## Set problem:
State how many lines contain "image", and write nothing except that count.

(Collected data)
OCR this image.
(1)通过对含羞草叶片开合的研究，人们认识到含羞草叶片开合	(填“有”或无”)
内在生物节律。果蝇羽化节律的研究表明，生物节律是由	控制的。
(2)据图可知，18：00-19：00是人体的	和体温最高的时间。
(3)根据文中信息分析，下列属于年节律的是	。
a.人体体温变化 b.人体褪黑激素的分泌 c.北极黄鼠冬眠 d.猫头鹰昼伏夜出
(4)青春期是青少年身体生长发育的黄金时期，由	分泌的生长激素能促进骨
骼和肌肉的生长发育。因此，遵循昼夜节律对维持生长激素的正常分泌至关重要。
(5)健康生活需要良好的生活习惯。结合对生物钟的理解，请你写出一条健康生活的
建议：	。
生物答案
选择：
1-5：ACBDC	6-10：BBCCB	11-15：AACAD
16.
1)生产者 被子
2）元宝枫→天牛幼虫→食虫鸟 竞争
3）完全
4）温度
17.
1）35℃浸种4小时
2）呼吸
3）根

==

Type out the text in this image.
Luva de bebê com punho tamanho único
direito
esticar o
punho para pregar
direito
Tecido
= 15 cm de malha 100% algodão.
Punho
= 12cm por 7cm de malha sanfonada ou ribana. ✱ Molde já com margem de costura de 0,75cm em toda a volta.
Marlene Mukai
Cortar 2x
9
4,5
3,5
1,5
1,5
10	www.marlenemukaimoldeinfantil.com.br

## Correct response:
2